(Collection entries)
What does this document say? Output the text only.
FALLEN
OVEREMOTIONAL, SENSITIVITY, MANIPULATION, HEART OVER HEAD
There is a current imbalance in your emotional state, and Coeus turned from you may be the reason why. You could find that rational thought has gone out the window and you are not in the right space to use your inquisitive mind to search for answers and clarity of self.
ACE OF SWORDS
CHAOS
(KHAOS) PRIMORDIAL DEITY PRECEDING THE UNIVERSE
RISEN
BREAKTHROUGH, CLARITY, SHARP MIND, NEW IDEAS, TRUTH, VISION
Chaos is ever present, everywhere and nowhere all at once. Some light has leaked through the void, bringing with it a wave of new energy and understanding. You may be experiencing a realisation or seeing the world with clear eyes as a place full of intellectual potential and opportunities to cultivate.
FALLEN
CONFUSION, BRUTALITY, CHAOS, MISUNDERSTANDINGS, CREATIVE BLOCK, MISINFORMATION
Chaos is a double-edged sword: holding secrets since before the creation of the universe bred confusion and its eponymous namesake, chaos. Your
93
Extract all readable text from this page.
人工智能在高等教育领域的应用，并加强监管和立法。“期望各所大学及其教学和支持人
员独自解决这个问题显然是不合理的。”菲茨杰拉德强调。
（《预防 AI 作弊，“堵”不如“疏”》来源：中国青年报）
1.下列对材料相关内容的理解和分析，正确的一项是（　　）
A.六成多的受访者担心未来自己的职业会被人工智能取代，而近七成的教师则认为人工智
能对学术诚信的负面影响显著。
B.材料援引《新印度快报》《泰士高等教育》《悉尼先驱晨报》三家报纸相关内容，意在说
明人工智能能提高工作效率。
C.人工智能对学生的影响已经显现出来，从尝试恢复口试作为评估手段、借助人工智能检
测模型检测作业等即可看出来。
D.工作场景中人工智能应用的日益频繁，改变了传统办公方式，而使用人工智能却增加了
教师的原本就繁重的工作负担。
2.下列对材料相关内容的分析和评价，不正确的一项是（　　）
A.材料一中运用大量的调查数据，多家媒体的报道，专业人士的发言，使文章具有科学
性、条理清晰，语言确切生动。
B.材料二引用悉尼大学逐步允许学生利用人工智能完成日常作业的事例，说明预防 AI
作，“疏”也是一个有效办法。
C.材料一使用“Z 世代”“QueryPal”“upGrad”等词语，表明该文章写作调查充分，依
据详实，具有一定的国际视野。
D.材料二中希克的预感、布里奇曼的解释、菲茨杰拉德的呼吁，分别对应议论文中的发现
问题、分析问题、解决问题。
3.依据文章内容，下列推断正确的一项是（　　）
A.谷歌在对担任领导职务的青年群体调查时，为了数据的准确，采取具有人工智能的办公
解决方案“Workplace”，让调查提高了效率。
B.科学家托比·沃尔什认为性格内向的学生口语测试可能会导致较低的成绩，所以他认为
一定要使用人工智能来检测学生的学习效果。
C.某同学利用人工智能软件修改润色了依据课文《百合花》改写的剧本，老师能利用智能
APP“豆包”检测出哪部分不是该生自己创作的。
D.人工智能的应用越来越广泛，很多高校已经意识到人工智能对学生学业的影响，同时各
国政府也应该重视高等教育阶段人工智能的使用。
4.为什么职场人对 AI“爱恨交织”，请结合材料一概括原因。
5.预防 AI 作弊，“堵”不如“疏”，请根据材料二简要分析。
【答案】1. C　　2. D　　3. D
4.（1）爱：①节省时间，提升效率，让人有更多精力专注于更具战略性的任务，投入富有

* _Exercise_
Pull every line containing the word "this" out of the entries above.

* _Task solution_
What does this document say? Output the text only.
Extract all readable text from this page.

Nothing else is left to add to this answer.